The task –
Write the data below out exactly as it stands. Do not include the pictures.
++++
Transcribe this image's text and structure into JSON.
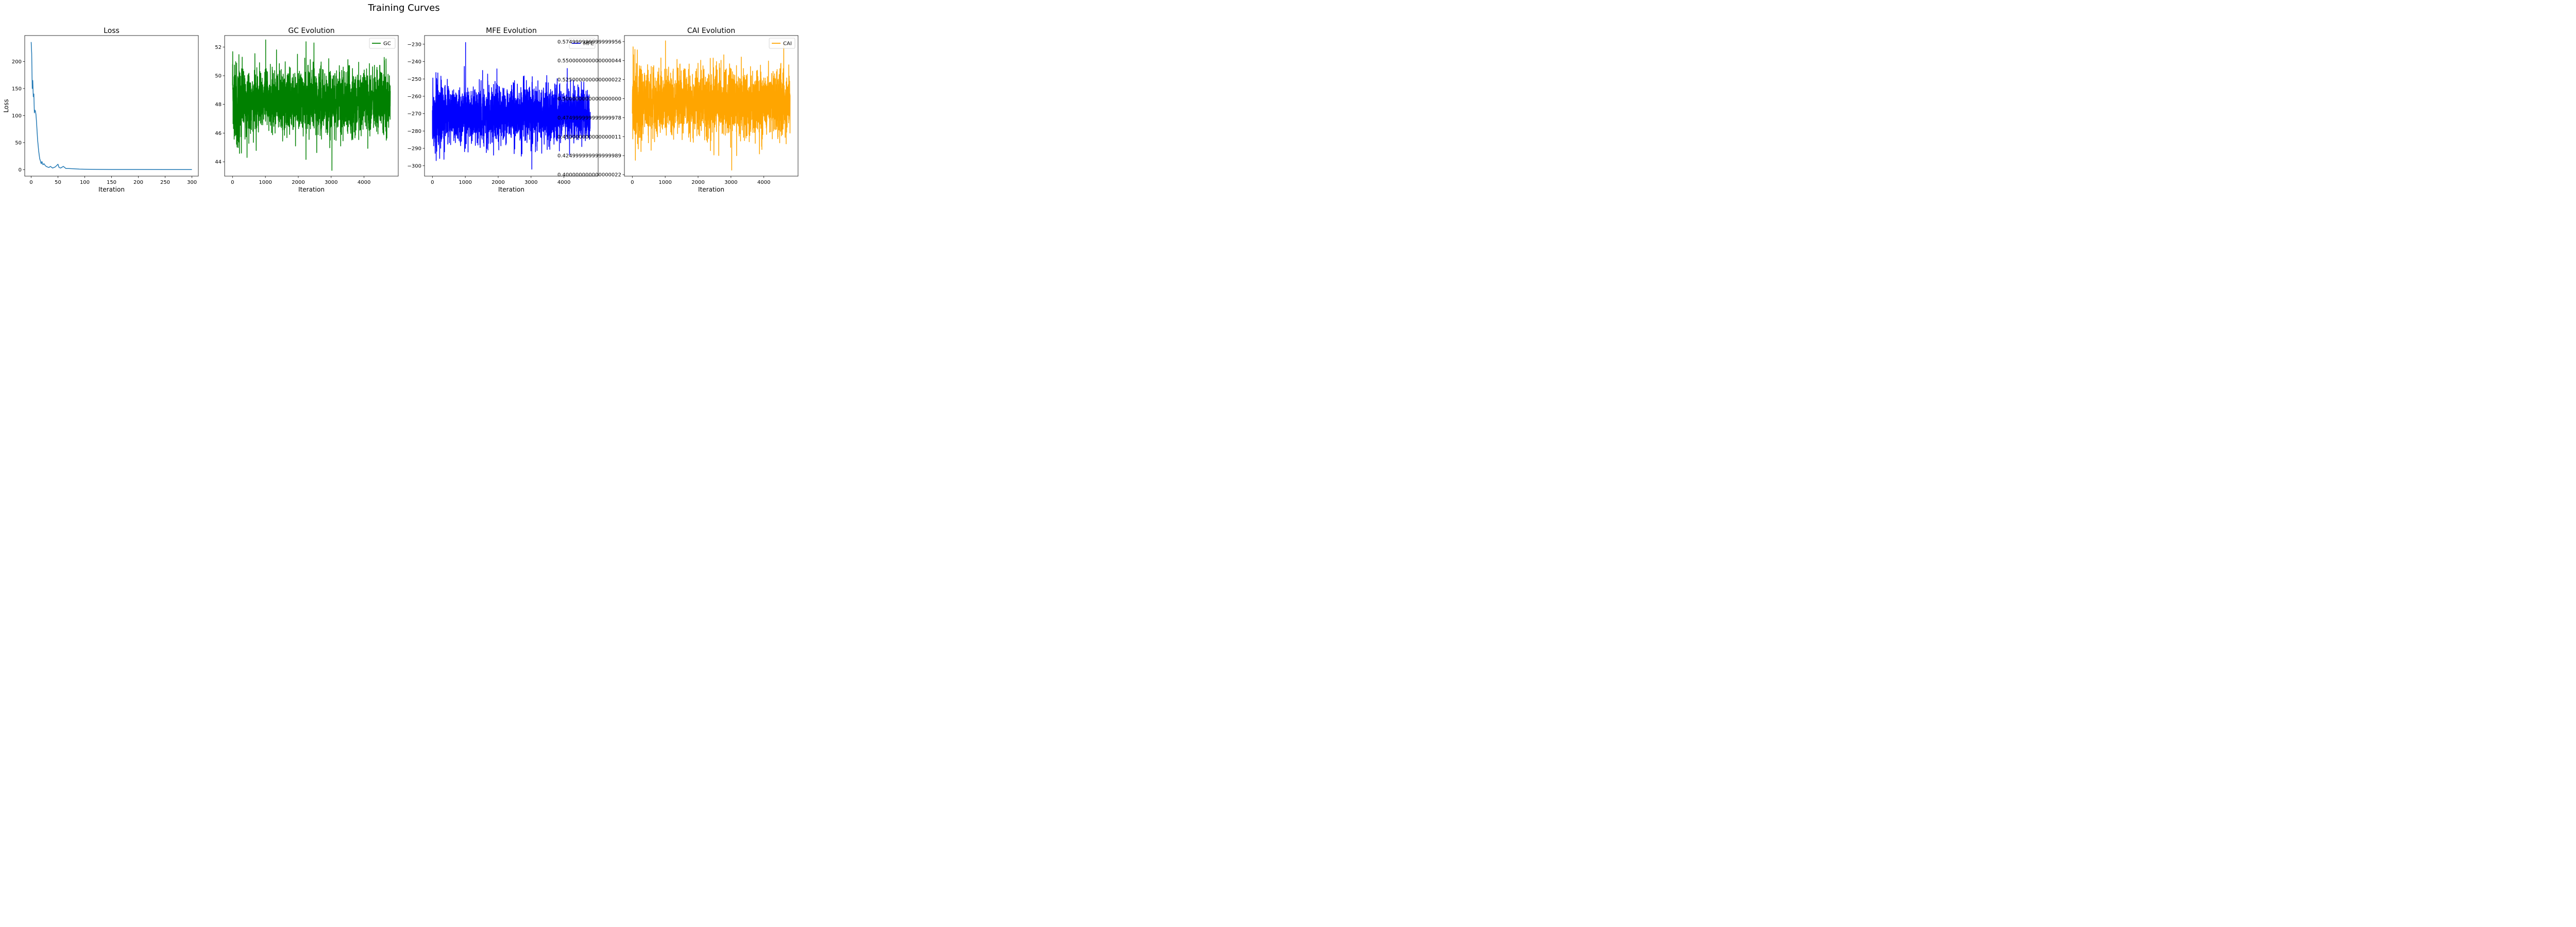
{
  "figure": {
    "title": "Training Curves"
  },
  "chart_data": [
    {
      "type": "line",
      "title": "Loss",
      "xlabel": "Iteration",
      "ylabel": "Loss",
      "xlim": [
        -12,
        312
      ],
      "ylim": [
        -12,
        248
      ],
      "xticks": [
        0,
        50,
        100,
        150,
        200,
        250,
        300
      ],
      "yticks": [
        0,
        50,
        100,
        150,
        200
      ],
      "legend": null,
      "series": [
        {
          "color": "#1f77b4",
          "x": [
            0,
            1,
            2,
            3,
            4,
            5,
            6,
            7,
            8,
            9,
            10,
            11,
            12,
            13,
            14,
            15,
            16,
            17,
            18,
            19,
            20,
            22,
            24,
            26,
            28,
            30,
            33,
            36,
            40,
            45,
            48,
            50,
            52,
            55,
            60,
            65,
            70,
            80,
            90,
            100,
            120,
            150,
            200,
            250,
            300
          ],
          "y": [
            236,
            215,
            150,
            165,
            135,
            140,
            105,
            110,
            108,
            102,
            88,
            72,
            55,
            45,
            35,
            27,
            20,
            17,
            13,
            11,
            15,
            9,
            11,
            8,
            6,
            5,
            4,
            6,
            3,
            5,
            8,
            10,
            4,
            3,
            6,
            2,
            2,
            1.5,
            1,
            0.8,
            0.5,
            0.3,
            0.3,
            0.2,
            0.2
          ]
        }
      ]
    },
    {
      "type": "line",
      "title": "GC Evolution",
      "xlabel": "Iteration",
      "ylabel": "",
      "xlim": [
        -240,
        5040
      ],
      "ylim": [
        43.0,
        52.8
      ],
      "xticks": [
        0,
        1000,
        2000,
        3000,
        4000
      ],
      "yticks": [
        44,
        46,
        48,
        50,
        52
      ],
      "legend": "top-right",
      "series": [
        {
          "name": "GC",
          "color": "#008000",
          "n": 4800,
          "mean": 48.2,
          "spread": 1.1,
          "min": 43.4,
          "max": 52.5
        }
      ]
    },
    {
      "type": "line",
      "title": "MFE Evolution",
      "xlabel": "Iteration",
      "ylabel": "",
      "xlim": [
        -240,
        5040
      ],
      "ylim": [
        -306,
        -225
      ],
      "xticks": [
        0,
        1000,
        2000,
        3000,
        4000
      ],
      "yticks": [
        -300,
        -290,
        -280,
        -270,
        -260,
        -250,
        -240,
        -230
      ],
      "legend": "top-right",
      "series": [
        {
          "name": "MFE",
          "color": "#0000ff",
          "n": 4800,
          "mean": -270.5,
          "spread": 8,
          "min": -302,
          "max": -229
        }
      ]
    },
    {
      "type": "line",
      "title": "CAI Evolution",
      "xlabel": "Iteration",
      "ylabel": "",
      "xlim": [
        -240,
        5040
      ],
      "ylim": [
        0.398,
        0.583
      ],
      "xticks": [
        0,
        1000,
        2000,
        3000,
        4000
      ],
      "yticks": [
        0.4,
        0.425,
        0.45,
        0.475,
        0.5,
        0.525,
        0.55,
        0.575
      ],
      "legend": "top-right",
      "series": [
        {
          "name": "CAI",
          "color": "#ffa500",
          "n": 4800,
          "mean": 0.495,
          "spread": 0.022,
          "min": 0.406,
          "max": 0.576
        }
      ]
    }
  ]
}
++++
The answer –
Transcribe this image's text and structure into JSON.
{
  "figure": {
    "title": "Training Curves"
  },
  "chart_data": [
    {
      "type": "line",
      "title": "Loss",
      "xlabel": "Iteration",
      "ylabel": "Loss",
      "xlim": [
        -12,
        312
      ],
      "ylim": [
        -12,
        248
      ],
      "xticks": [
        0,
        50,
        100,
        150,
        200,
        250,
        300
      ],
      "yticks": [
        0,
        50,
        100,
        150,
        200
      ],
      "legend": null,
      "series": [
        {
          "color": "#1f77b4",
          "x": [
            0,
            1,
            2,
            3,
            4,
            5,
            6,
            7,
            8,
            9,
            10,
            11,
            12,
            13,
            14,
            15,
            16,
            17,
            18,
            19,
            20,
            22,
            24,
            26,
            28,
            30,
            33,
            36,
            40,
            45,
            48,
            50,
            52,
            55,
            60,
            65,
            70,
            80,
            90,
            100,
            120,
            150,
            200,
            250,
            300
          ],
          "y": [
            236,
            215,
            150,
            165,
            135,
            140,
            105,
            110,
            108,
            102,
            88,
            72,
            55,
            45,
            35,
            27,
            20,
            17,
            13,
            11,
            15,
            9,
            11,
            8,
            6,
            5,
            4,
            6,
            3,
            5,
            8,
            10,
            4,
            3,
            6,
            2,
            2,
            1.5,
            1,
            0.8,
            0.5,
            0.3,
            0.3,
            0.2,
            0.2
          ]
        }
      ]
    },
    {
      "type": "line",
      "title": "GC Evolution",
      "xlabel": "Iteration",
      "ylabel": "",
      "xlim": [
        -240,
        5040
      ],
      "ylim": [
        43.0,
        52.8
      ],
      "xticks": [
        0,
        1000,
        2000,
        3000,
        4000
      ],
      "yticks": [
        44,
        46,
        48,
        50,
        52
      ],
      "legend": "top-right",
      "series": [
        {
          "name": "GC",
          "color": "#008000",
          "n": 4800,
          "mean": 48.2,
          "spread": 1.1,
          "min": 43.4,
          "max": 52.5
        }
      ]
    },
    {
      "type": "line",
      "title": "MFE Evolution",
      "xlabel": "Iteration",
      "ylabel": "",
      "xlim": [
        -240,
        5040
      ],
      "ylim": [
        -306,
        -225
      ],
      "xticks": [
        0,
        1000,
        2000,
        3000,
        4000
      ],
      "yticks": [
        -300,
        -290,
        -280,
        -270,
        -260,
        -250,
        -240,
        -230
      ],
      "legend": "top-right",
      "series": [
        {
          "name": "MFE",
          "color": "#0000ff",
          "n": 4800,
          "mean": -270.5,
          "spread": 8,
          "min": -302,
          "max": -229
        }
      ]
    },
    {
      "type": "line",
      "title": "CAI Evolution",
      "xlabel": "Iteration",
      "ylabel": "",
      "xlim": [
        -240,
        5040
      ],
      "ylim": [
        0.398,
        0.583
      ],
      "xticks": [
        0,
        1000,
        2000,
        3000,
        4000
      ],
      "yticks": [
        0.4,
        0.425,
        0.45,
        0.475,
        0.5,
        0.525,
        0.55,
        0.575
      ],
      "legend": "top-right",
      "series": [
        {
          "name": "CAI",
          "color": "#ffa500",
          "n": 4800,
          "mean": 0.495,
          "spread": 0.022,
          "min": 0.406,
          "max": 0.576
        }
      ]
    }
  ]
}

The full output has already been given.